Objetivo A :: Informe somente quantas linhas abaixo contêm a palavra "title", diferenciando maiúsculas de minúsculas.
--------------------------------------------------
Alguns perguntam: “o que fazer?”. Ou: “eu sei que tenho privilégios, mas eu não tenho nada a ver com isto, é ‘estrutural’”.
Sim, é estrutural. O privilégio acontece mesmo que você não queira. Mas dizer que individualmente não há nada que se possa fazer caracteriza um gesto de covardia. É destituir qualquer protagonismo dos sujeitos, é considerá-los meras marionetes de uma vida já prescrita e desenhada, é aceitar a tese do assujeitamento sem o menor espírito crítico.
Dentro desta reflexão que se pretende colocar como uma perspectiva de ação, posso sugerir alguns procedimentos. Se você trabalha numa escola ou universidade e dispõe de alguma posição que possibilite ações concretas, comece pensando na contratação de professores negros. Se a escola é particular, cotas para alunos. E se você dispõe de lastro intelectual, aja sobre as narrativas, sobre as histórias que ali se contam, as imagens que se veiculam, as bonecas com que se brincam, as narrativas sobre as bonecas com que se brincam.
No mundo profissonal, há também muito espaço para se explorar como ação produtiva e inclusiva, sem precisar de favores do poder público: se você trabalha em uma empresa, por exemplo, já pensou sobre como ela pode lidar com a política de contratação? O RH poderia – para começar – inovar e mudar os quesitos de “boa aparência”(brancos). Poderia também questionar as possibilidades de ascensão destes trabalhadores na empresa.
--------------------------------------------------
Objetivo B :: Transcreva sem alterações o trecho do texto sobre privilégio acima que começa em "No mundo profissonal, há" e termina em "trabalhadores na empresa.".

Linhas fornecidas ::
--------------------------------------------------
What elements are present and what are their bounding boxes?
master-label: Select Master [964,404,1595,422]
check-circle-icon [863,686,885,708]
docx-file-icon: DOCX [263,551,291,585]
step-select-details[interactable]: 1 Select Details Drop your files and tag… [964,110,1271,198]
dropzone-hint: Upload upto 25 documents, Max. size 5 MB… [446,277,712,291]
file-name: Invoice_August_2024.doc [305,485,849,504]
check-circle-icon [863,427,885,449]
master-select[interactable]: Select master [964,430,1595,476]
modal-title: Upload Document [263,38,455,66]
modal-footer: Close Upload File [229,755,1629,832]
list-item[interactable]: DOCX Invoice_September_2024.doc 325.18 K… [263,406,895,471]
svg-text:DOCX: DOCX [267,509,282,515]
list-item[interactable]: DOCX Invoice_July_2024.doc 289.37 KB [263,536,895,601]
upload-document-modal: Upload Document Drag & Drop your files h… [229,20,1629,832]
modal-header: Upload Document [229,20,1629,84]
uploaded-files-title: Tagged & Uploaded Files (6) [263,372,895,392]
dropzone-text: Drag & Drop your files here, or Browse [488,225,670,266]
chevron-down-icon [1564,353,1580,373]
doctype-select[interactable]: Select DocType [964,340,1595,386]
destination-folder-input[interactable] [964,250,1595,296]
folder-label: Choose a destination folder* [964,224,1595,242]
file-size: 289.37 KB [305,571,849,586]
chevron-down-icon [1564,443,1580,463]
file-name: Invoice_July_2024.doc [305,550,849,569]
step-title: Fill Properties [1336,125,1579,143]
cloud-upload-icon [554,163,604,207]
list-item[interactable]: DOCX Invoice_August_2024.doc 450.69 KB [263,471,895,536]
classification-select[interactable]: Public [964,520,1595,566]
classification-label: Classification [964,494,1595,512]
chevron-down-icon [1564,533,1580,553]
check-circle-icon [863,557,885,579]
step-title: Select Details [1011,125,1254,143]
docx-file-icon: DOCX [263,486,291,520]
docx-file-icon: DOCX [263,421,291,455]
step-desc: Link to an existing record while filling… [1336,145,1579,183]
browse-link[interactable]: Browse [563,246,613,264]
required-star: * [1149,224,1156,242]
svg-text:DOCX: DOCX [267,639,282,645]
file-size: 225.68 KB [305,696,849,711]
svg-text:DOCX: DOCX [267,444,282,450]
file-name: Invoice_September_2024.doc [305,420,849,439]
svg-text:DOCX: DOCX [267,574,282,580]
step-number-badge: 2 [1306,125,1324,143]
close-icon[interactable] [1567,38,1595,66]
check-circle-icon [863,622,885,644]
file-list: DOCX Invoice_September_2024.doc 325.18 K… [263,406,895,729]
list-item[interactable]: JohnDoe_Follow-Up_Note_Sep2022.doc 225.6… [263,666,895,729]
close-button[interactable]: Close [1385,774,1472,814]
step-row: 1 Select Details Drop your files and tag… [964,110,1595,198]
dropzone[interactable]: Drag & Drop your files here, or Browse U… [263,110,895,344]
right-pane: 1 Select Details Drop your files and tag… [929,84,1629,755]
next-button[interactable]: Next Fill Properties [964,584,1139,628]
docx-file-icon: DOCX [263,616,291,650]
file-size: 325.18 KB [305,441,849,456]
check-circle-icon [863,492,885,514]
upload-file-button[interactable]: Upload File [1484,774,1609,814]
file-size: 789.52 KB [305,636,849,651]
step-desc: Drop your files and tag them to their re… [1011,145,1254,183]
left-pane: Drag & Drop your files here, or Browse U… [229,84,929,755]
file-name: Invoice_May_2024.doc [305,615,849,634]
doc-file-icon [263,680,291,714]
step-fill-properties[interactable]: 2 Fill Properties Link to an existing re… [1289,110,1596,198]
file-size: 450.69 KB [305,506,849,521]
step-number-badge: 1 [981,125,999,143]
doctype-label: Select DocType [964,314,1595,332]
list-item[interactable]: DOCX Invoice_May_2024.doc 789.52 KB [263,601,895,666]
--------------------------------------------------
Resposta completa A :: 4

Resposta completa B ::
No mundo profissonal, há também muito espaço para se explorar como ação produtiva e inclusiva, sem precisar de favores do poder público: se você trabalha em uma empresa, por exemplo, já pensou sobre como ela pode lidar com a política de contratação? O RH poderia – para começar – inovar e mudar os quesitos de “boa aparência”(brancos). Poderia também questionar as possibilidades de ascensão destes trabalhadores na empresa.